◆ Instruction:
Your task is to copy every record exactly.

◆ Working data:

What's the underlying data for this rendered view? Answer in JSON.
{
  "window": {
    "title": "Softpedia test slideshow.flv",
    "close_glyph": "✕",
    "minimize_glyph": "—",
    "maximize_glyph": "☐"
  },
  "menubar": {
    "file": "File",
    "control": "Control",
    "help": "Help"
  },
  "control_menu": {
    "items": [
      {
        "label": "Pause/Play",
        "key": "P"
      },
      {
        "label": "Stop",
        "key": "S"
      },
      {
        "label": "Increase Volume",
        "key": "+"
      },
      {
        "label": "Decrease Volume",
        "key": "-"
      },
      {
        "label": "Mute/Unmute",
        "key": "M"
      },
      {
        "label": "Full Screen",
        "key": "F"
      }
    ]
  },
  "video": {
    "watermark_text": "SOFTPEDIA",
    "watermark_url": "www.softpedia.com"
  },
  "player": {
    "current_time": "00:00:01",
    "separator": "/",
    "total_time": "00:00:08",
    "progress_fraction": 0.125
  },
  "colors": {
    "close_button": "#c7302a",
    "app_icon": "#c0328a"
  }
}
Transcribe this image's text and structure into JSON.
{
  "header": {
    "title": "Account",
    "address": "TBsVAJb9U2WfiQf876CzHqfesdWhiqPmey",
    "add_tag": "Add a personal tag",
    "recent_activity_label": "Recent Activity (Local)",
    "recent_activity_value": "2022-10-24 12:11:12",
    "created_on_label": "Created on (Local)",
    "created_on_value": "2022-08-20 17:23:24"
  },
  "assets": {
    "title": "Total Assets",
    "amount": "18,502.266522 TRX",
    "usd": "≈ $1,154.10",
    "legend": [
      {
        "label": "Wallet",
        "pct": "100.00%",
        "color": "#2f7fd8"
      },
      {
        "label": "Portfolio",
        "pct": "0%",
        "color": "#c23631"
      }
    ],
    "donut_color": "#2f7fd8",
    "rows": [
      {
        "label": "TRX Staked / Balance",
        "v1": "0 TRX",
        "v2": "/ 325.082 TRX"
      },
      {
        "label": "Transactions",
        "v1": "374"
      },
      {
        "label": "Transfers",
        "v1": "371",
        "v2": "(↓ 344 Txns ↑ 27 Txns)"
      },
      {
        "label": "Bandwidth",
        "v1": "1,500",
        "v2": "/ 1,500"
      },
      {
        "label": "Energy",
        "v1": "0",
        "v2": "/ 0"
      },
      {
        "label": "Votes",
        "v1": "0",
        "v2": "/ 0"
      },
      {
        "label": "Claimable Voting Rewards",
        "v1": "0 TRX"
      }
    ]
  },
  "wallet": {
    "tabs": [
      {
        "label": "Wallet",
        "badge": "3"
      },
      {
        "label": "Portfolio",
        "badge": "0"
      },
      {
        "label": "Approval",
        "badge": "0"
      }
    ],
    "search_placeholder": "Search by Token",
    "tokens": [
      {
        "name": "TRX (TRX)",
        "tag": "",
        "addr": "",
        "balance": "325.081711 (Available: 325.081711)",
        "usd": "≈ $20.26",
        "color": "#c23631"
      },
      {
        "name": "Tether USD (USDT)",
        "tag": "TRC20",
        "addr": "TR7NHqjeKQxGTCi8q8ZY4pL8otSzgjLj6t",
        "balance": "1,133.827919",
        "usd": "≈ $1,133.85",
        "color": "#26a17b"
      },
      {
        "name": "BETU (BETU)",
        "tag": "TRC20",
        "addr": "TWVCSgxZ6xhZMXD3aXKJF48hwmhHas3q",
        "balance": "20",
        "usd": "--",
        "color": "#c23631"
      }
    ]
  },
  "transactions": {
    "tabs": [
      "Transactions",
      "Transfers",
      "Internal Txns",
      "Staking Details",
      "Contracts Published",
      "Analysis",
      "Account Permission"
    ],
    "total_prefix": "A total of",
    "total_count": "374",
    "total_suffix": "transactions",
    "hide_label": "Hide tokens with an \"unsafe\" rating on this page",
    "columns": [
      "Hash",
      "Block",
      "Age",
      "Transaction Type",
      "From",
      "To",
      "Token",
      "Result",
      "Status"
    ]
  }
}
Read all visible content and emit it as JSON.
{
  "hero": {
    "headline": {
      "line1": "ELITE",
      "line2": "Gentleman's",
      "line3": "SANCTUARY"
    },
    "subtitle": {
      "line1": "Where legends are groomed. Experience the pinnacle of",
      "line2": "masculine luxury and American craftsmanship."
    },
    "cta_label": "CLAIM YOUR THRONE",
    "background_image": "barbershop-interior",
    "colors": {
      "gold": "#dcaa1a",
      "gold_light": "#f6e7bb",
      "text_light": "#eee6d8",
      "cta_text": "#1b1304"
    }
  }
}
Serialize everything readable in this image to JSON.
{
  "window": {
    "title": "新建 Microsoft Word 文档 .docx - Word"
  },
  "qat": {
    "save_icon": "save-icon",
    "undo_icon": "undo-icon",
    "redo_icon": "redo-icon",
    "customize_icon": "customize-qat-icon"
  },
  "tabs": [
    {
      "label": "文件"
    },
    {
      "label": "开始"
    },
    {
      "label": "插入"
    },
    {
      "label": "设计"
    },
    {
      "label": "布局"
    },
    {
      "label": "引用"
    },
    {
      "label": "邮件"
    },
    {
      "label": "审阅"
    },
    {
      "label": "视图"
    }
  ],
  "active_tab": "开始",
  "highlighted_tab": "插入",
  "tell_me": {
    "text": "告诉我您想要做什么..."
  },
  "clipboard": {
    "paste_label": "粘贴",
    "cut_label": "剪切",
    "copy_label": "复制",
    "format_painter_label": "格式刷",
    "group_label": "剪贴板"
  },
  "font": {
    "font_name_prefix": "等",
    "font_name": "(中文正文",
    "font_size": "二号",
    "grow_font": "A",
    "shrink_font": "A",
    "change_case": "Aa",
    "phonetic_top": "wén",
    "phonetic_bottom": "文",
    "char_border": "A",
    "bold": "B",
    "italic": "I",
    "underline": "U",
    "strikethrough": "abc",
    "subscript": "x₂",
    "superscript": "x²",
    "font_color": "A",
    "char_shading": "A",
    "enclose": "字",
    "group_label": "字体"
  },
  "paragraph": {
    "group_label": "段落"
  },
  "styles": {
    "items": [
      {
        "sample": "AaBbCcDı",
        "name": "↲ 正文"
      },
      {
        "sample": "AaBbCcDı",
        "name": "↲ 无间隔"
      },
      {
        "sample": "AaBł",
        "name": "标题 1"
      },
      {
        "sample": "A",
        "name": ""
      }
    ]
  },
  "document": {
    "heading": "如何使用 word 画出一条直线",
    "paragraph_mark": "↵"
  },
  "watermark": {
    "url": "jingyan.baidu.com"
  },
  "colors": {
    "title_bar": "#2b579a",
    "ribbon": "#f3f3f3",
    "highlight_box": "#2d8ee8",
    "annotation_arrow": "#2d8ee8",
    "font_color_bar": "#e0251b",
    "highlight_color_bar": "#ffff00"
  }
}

◆ Result of this task:
What's the underlying data for this rendered view? Answer in JSON.
{
  "window": {
    "title": "Softpedia test slideshow.flv",
    "close_glyph": "✕",
    "minimize_glyph": "—",
    "maximize_glyph": "☐"
  },
  "menubar": {
    "file": "File",
    "control": "Control",
    "help": "Help"
  },
  "control_menu": {
    "items": [
      {
        "label": "Pause/Play",
        "key": "P"
      },
      {
        "label": "Stop",
        "key": "S"
      },
      {
        "label": "Increase Volume",
        "key": "+"
      },
      {
        "label": "Decrease Volume",
        "key": "-"
      },
      {
        "label": "Mute/Unmute",
        "key": "M"
      },
      {
        "label": "Full Screen",
        "key": "F"
      }
    ]
  },
  "video": {
    "watermark_text": "SOFTPEDIA",
    "watermark_url": "www.softpedia.com"
  },
  "player": {
    "current_time": "00:00:01",
    "separator": "/",
    "total_time": "00:00:08",
    "progress_fraction": 0.125
  },
  "colors": {
    "close_button": "#c7302a",
    "app_icon": "#c0328a"
  }
}
Transcribe this image's text and structure into JSON.
{
  "header": {
    "title": "Account",
    "address": "TBsVAJb9U2WfiQf876CzHqfesdWhiqPmey",
    "add_tag": "Add a personal tag",
    "recent_activity_label": "Recent Activity (Local)",
    "recent_activity_value": "2022-10-24 12:11:12",
    "created_on_label": "Created on (Local)",
    "created_on_value": "2022-08-20 17:23:24"
  },
  "assets": {
    "title": "Total Assets",
    "amount": "18,502.266522 TRX",
    "usd": "≈ $1,154.10",
    "legend": [
      {
        "label": "Wallet",
        "pct": "100.00%",
        "color": "#2f7fd8"
      },
      {
        "label": "Portfolio",
        "pct": "0%",
        "color": "#c23631"
      }
    ],
    "donut_color": "#2f7fd8",
    "rows": [
      {
        "label": "TRX Staked / Balance",
        "v1": "0 TRX",
        "v2": "/ 325.082 TRX"
      },
      {
        "label": "Transactions",
        "v1": "374"
      },
      {
        "label": "Transfers",
        "v1": "371",
        "v2": "(↓ 344 Txns ↑ 27 Txns)"
      },
      {
        "label": "Bandwidth",
        "v1": "1,500",
        "v2": "/ 1,500"
      },
      {
        "label": "Energy",
        "v1": "0",
        "v2": "/ 0"
      },
      {
        "label": "Votes",
        "v1": "0",
        "v2": "/ 0"
      },
      {
        "label": "Claimable Voting Rewards",
        "v1": "0 TRX"
      }
    ]
  },
  "wallet": {
    "tabs": [
      {
        "label": "Wallet",
        "badge": "3"
      },
      {
        "label": "Portfolio",
        "badge": "0"
      },
      {
        "label": "Approval",
        "badge": "0"
      }
    ],
    "search_placeholder": "Search by Token",
    "tokens": [
      {
        "name": "TRX (TRX)",
        "tag": "",
        "addr": "",
        "balance": "325.081711 (Available: 325.081711)",
        "usd": "≈ $20.26",
        "color": "#c23631"
      },
      {
        "name": "Tether USD (USDT)",
        "tag": "TRC20",
        "addr": "TR7NHqjeKQxGTCi8q8ZY4pL8otSzgjLj6t",
        "balance": "1,133.827919",
        "usd": "≈ $1,133.85",
        "color": "#26a17b"
      },
      {
        "name": "BETU (BETU)",
        "tag": "TRC20",
        "addr": "TWVCSgxZ6xhZMXD3aXKJF48hwmhHas3q",
        "balance": "20",
        "usd": "--",
        "color": "#c23631"
      }
    ]
  },
  "transactions": {
    "tabs": [
      "Transactions",
      "Transfers",
      "Internal Txns",
      "Staking Details",
      "Contracts Published",
      "Analysis",
      "Account Permission"
    ],
    "total_prefix": "A total of",
    "total_count": "374",
    "total_suffix": "transactions",
    "hide_label": "Hide tokens with an \"unsafe\" rating on this page",
    "columns": [
      "Hash",
      "Block",
      "Age",
      "Transaction Type",
      "From",
      "To",
      "Token",
      "Result",
      "Status"
    ]
  }
}
Read all visible content and emit it as JSON.
{
  "hero": {
    "headline": {
      "line1": "ELITE",
      "line2": "Gentleman's",
      "line3": "SANCTUARY"
    },
    "subtitle": {
      "line1": "Where legends are groomed. Experience the pinnacle of",
      "line2": "masculine luxury and American craftsmanship."
    },
    "cta_label": "CLAIM YOUR THRONE",
    "background_image": "barbershop-interior",
    "colors": {
      "gold": "#dcaa1a",
      "gold_light": "#f6e7bb",
      "text_light": "#eee6d8",
      "cta_text": "#1b1304"
    }
  }
}
Serialize everything readable in this image to JSON.
{
  "window": {
    "title": "新建 Microsoft Word 文档 .docx - Word"
  },
  "qat": {
    "save_icon": "save-icon",
    "undo_icon": "undo-icon",
    "redo_icon": "redo-icon",
    "customize_icon": "customize-qat-icon"
  },
  "tabs": [
    {
      "label": "文件"
    },
    {
      "label": "开始"
    },
    {
      "label": "插入"
    },
    {
      "label": "设计"
    },
    {
      "label": "布局"
    },
    {
      "label": "引用"
    },
    {
      "label": "邮件"
    },
    {
      "label": "审阅"
    },
    {
      "label": "视图"
    }
  ],
  "active_tab": "开始",
  "highlighted_tab": "插入",
  "tell_me": {
    "text": "告诉我您想要做什么..."
  },
  "clipboard": {
    "paste_label": "粘贴",
    "cut_label": "剪切",
    "copy_label": "复制",
    "format_painter_label": "格式刷",
    "group_label": "剪贴板"
  },
  "font": {
    "font_name_prefix": "等",
    "font_name": "(中文正文",
    "font_size": "二号",
    "grow_font": "A",
    "shrink_font": "A",
    "change_case": "Aa",
    "phonetic_top": "wén",
    "phonetic_bottom": "文",
    "char_border": "A",
    "bold": "B",
    "italic": "I",
    "underline": "U",
    "strikethrough": "abc",
    "subscript": "x₂",
    "superscript": "x²",
    "font_color": "A",
    "char_shading": "A",
    "enclose": "字",
    "group_label": "字体"
  },
  "paragraph": {
    "group_label": "段落"
  },
  "styles": {
    "items": [
      {
        "sample": "AaBbCcDı",
        "name": "↲ 正文"
      },
      {
        "sample": "AaBbCcDı",
        "name": "↲ 无间隔"
      },
      {
        "sample": "AaBł",
        "name": "标题 1"
      },
      {
        "sample": "A",
        "name": ""
      }
    ]
  },
  "document": {
    "heading": "如何使用 word 画出一条直线",
    "paragraph_mark": "↵"
  },
  "watermark": {
    "url": "jingyan.baidu.com"
  },
  "colors": {
    "title_bar": "#2b579a",
    "ribbon": "#f3f3f3",
    "highlight_box": "#2d8ee8",
    "annotation_arrow": "#2d8ee8",
    "font_color_bar": "#e0251b",
    "highlight_color_bar": "#ffff00"
  }
}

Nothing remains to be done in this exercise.